Find the lines holding the string "declining" in the data, then copy all of them.

** START OF Recorded data **

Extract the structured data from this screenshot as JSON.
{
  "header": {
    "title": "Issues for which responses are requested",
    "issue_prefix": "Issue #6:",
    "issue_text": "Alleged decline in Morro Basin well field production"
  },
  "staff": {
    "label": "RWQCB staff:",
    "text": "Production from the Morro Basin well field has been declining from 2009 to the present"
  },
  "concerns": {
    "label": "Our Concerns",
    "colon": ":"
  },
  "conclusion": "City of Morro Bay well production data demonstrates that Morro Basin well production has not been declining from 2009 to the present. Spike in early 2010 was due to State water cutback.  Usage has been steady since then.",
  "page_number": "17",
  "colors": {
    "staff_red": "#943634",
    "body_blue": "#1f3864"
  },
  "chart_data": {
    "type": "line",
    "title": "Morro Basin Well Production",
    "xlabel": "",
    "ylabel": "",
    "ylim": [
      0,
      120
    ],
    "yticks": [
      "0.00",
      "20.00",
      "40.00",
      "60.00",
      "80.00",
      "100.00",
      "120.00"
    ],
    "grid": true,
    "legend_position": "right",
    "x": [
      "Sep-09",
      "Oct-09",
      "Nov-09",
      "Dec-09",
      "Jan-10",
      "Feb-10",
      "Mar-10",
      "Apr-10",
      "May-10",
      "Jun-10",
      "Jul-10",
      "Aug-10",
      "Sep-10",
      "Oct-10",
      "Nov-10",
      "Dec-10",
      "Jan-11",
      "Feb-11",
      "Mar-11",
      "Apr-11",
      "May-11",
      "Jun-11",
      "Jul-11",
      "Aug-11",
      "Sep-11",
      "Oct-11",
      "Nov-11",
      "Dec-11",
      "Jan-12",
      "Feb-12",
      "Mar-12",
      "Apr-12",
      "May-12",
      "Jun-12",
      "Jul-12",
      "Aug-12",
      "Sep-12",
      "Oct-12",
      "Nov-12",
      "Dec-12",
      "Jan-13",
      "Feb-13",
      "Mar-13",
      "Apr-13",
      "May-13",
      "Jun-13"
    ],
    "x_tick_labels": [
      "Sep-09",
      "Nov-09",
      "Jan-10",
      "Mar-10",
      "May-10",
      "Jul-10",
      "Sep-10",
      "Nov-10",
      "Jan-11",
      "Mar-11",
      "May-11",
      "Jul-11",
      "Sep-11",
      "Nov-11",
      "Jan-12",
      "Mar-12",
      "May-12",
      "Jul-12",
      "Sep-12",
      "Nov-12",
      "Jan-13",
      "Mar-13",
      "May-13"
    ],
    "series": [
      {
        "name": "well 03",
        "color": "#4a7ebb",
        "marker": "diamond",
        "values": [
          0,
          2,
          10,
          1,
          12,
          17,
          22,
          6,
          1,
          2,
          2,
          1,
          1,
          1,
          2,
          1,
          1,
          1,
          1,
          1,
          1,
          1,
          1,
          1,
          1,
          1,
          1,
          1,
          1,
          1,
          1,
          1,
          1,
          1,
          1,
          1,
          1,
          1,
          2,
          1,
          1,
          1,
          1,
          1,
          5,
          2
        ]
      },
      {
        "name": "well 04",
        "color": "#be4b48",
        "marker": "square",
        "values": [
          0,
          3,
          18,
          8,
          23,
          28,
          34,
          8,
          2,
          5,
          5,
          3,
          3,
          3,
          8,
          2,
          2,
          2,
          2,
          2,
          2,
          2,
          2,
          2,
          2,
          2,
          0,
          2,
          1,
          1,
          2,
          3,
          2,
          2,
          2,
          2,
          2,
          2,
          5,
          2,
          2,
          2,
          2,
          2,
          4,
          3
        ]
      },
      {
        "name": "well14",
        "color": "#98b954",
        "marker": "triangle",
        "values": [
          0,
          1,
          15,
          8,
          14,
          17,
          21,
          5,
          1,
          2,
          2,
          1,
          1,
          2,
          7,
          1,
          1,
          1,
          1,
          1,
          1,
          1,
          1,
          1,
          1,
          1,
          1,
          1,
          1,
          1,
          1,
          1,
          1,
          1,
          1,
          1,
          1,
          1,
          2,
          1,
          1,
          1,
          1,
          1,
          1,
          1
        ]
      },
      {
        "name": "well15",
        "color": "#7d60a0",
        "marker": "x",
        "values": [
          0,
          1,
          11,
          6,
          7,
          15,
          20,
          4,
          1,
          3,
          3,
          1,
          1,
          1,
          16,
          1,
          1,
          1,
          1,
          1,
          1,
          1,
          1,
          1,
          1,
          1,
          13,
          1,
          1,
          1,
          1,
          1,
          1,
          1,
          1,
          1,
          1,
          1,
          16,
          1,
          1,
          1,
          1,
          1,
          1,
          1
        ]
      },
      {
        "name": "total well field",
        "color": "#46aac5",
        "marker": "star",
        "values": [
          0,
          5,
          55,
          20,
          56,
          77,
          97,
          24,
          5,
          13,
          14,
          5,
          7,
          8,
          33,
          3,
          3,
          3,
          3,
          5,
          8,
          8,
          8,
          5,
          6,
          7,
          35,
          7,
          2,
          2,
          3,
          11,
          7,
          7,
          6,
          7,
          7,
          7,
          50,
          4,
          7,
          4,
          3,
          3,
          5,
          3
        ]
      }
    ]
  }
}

** END OF Recorded data **

▸ Full response:
    "text": "Production from the Morro Basin well field has been declining from 2009 to the present"
  "conclusion": "City of Morro Bay well production data demonstrates that Morro Basin well production has not been declining from 2009 to the present. Spike in early 2010 was due to State water cutback.  Usage has been steady since then.",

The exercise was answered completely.